Stated exercise 1 - Copy the records below, from their first line through the line that contains "152, 1252, 172]", with both ends included.

Text to read -
%%

I think finding a 1/4" dovetail router bit would be easy, I have one in my bit cabinet.  The T bit might be a bit trickier in that size, I have one that's 1/2".


----------



## Don F (Dec 5, 2015)

I use oak skids to make ties for my loads, both new ties and scrap ties. If using them for tubular track, I would use a softer wood to make it easier to spike down. There are spikes available for hand laid track. When I cut my ties, I cut the lengths using a table saw with a special insert with a narrow kerf so the wood doesn't fall through. Then I use a band saw for the other dimension. I clamp a straight edge to the table, and with a sharp blade, I can cut a few pieces at one time. To cut for length, I use a power miter saw with a wide stop clamped to the back rest to cut several pieces at a time.

%%

Dataset -
%%

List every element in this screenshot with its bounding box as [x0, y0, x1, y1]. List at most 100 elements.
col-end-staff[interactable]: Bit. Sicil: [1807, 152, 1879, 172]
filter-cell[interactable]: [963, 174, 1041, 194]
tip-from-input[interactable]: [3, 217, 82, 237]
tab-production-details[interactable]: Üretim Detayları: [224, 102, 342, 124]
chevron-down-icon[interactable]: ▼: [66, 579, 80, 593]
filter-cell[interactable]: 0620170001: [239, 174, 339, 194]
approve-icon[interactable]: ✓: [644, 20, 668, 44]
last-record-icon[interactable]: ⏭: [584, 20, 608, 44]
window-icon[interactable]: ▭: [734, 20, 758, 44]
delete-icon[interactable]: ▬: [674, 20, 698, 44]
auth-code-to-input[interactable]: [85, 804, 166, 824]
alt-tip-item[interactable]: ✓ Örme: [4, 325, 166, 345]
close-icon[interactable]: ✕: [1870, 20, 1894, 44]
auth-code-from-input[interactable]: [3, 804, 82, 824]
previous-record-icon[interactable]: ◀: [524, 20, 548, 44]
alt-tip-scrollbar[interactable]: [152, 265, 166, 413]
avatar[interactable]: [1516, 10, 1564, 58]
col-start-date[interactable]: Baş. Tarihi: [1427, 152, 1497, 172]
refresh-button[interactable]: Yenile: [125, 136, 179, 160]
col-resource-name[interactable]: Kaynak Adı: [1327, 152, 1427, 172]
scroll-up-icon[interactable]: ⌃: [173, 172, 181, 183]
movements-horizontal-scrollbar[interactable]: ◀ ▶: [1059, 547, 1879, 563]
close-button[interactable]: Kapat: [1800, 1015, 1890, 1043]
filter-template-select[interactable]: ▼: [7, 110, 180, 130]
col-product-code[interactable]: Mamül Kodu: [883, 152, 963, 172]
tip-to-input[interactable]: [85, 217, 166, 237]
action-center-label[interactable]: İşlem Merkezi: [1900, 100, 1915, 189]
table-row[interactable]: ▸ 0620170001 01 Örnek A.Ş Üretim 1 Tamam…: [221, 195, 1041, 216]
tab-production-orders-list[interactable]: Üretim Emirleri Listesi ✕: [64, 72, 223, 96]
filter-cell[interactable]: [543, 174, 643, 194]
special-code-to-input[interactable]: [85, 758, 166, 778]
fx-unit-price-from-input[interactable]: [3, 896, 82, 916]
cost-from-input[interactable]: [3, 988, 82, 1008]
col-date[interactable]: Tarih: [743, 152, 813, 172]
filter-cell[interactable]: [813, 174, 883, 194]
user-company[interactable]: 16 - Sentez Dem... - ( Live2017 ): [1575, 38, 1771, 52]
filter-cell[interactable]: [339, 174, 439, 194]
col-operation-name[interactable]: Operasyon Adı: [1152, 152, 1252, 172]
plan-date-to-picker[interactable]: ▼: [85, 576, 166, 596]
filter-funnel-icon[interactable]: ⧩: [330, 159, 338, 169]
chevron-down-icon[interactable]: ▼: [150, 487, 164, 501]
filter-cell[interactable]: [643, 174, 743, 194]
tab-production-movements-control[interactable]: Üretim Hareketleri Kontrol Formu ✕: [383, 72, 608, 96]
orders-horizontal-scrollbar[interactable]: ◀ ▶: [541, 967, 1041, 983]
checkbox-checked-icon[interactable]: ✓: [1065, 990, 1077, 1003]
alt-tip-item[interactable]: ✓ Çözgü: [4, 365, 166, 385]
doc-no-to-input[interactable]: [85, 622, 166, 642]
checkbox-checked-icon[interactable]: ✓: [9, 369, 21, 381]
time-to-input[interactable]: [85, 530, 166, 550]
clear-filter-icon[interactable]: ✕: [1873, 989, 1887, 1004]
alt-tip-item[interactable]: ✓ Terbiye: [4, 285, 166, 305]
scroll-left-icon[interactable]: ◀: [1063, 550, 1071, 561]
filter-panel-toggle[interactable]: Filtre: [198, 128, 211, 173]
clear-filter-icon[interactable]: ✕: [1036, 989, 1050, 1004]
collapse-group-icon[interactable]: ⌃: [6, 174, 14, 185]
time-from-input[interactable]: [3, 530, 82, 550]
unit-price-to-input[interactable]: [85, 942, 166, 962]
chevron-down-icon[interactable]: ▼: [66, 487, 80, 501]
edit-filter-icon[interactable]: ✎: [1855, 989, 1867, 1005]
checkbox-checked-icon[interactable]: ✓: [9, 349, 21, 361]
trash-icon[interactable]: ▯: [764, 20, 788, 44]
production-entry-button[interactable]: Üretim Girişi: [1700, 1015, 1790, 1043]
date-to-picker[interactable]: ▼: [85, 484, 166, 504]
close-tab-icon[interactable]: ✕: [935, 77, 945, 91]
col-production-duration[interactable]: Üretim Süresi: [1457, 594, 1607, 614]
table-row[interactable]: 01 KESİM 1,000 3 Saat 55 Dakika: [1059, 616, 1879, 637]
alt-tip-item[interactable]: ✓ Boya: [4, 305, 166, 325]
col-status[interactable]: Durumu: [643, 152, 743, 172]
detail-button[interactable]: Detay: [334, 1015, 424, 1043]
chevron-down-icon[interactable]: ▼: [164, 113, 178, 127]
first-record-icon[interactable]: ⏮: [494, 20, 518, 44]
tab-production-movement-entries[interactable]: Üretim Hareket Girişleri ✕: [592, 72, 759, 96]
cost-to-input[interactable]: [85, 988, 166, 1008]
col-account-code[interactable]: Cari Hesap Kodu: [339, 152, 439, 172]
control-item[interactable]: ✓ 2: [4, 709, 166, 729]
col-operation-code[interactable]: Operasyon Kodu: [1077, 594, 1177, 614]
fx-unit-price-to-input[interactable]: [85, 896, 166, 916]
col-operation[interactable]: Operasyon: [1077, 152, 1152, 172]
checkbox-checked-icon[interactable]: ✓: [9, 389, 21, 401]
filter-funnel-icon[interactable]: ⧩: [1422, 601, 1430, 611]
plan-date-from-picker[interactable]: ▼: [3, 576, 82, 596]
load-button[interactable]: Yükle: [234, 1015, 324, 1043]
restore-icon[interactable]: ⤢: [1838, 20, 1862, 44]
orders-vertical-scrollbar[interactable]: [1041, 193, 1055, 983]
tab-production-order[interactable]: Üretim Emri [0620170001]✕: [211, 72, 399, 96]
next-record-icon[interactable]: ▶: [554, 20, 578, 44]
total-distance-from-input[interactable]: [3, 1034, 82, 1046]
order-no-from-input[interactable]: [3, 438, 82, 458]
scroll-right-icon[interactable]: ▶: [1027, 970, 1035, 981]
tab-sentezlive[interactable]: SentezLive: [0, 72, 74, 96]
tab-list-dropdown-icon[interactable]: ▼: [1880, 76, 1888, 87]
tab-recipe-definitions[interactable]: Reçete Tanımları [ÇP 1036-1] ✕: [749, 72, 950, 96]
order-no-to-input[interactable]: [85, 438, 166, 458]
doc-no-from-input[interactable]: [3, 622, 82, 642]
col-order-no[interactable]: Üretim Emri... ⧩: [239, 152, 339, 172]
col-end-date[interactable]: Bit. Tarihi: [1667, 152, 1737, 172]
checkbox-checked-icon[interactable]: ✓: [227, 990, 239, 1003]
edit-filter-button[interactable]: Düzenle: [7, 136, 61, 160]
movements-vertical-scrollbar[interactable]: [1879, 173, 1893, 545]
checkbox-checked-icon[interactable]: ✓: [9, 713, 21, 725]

%%

Stated exercise 2 - Write a continuation of the forum discussion about cutting wooden model railroad ties, picking up after its final post.

Response 1 -
List every element in this screenshot with its bounding box as [x0, y0, x1, y1]. List at most 100 elements.
col-end-staff[interactable]: Bit. Sicil: [1807, 152, 1879, 172]
filter-cell[interactable]: [963, 174, 1041, 194]
tip-from-input[interactable]: [3, 217, 82, 237]
tab-production-details[interactable]: Üretim Detayları: [224, 102, 342, 124]
chevron-down-icon[interactable]: ▼: [66, 579, 80, 593]
filter-cell[interactable]: 0620170001: [239, 174, 339, 194]
approve-icon[interactable]: ✓: [644, 20, 668, 44]
last-record-icon[interactable]: ⏭: [584, 20, 608, 44]
window-icon[interactable]: ▭: [734, 20, 758, 44]
delete-icon[interactable]: ▬: [674, 20, 698, 44]
auth-code-to-input[interactable]: [85, 804, 166, 824]
alt-tip-item[interactable]: ✓ Örme: [4, 325, 166, 345]
close-icon[interactable]: ✕: [1870, 20, 1894, 44]
auth-code-from-input[interactable]: [3, 804, 82, 824]
previous-record-icon[interactable]: ◀: [524, 20, 548, 44]
alt-tip-scrollbar[interactable]: [152, 265, 166, 413]
avatar[interactable]: [1516, 10, 1564, 58]
col-start-date[interactable]: Baş. Tarihi: [1427, 152, 1497, 172]
refresh-button[interactable]: Yenile: [125, 136, 179, 160]
col-resource-name[interactable]: Kaynak Adı: [1327, 152, 1427, 172]
scroll-up-icon[interactable]: ⌃: [173, 172, 181, 183]
movements-horizontal-scrollbar[interactable]: ◀ ▶: [1059, 547, 1879, 563]
close-button[interactable]: Kapat: [1800, 1015, 1890, 1043]
filter-template-select[interactable]: ▼: [7, 110, 180, 130]
col-product-code[interactable]: Mamül Kodu: [883, 152, 963, 172]
tip-to-input[interactable]: [85, 217, 166, 237]
action-center-label[interactable]: İşlem Merkezi: [1900, 100, 1915, 189]
table-row[interactable]: ▸ 0620170001 01 Örnek A.Ş Üretim 1 Tamam…: [221, 195, 1041, 216]
tab-production-orders-list[interactable]: Üretim Emirleri Listesi ✕: [64, 72, 223, 96]
filter-cell[interactable]: [543, 174, 643, 194]
special-code-to-input[interactable]: [85, 758, 166, 778]
fx-unit-price-from-input[interactable]: [3, 896, 82, 916]
cost-from-input[interactable]: [3, 988, 82, 1008]
col-date[interactable]: Tarih: [743, 152, 813, 172]
filter-cell[interactable]: [813, 174, 883, 194]
user-company[interactable]: 16 - Sentez Dem... - ( Live2017 ): [1575, 38, 1771, 52]
filter-cell[interactable]: [339, 174, 439, 194]
col-operation-name[interactable]: Operasyon Adı: [1152, 152, 1252, 172]

Response 2 -
To stain, I use a dark walnut stain. I use one bucket with holes drilled in the bottom that fits inside another bucket with the stain. I place the ties in the smaller bucket, and drop it into the larger stain filled bucket. Then raise the smaller bucket to let the excess stain drip into the larger one. This makes for fast work of an otherwise tedious project. When I stain ties for a gondola tie load, I first glue and clamp the ties to a piece of luan plywood cut to fit the car. when the glue is dry, I use a Lamp Black and water mixture as a stain, and brush it on liberally. Lamp Black is a powder dye used for coloring mortar. It is a great stain for doing weathered wood building projects, as the color can be controlled by the amount of dye in the water. The mixture does have to be stirred frequently, as the dye tends to separate from the water. This process requires a flat coat sealer, as the die will rub off when handled.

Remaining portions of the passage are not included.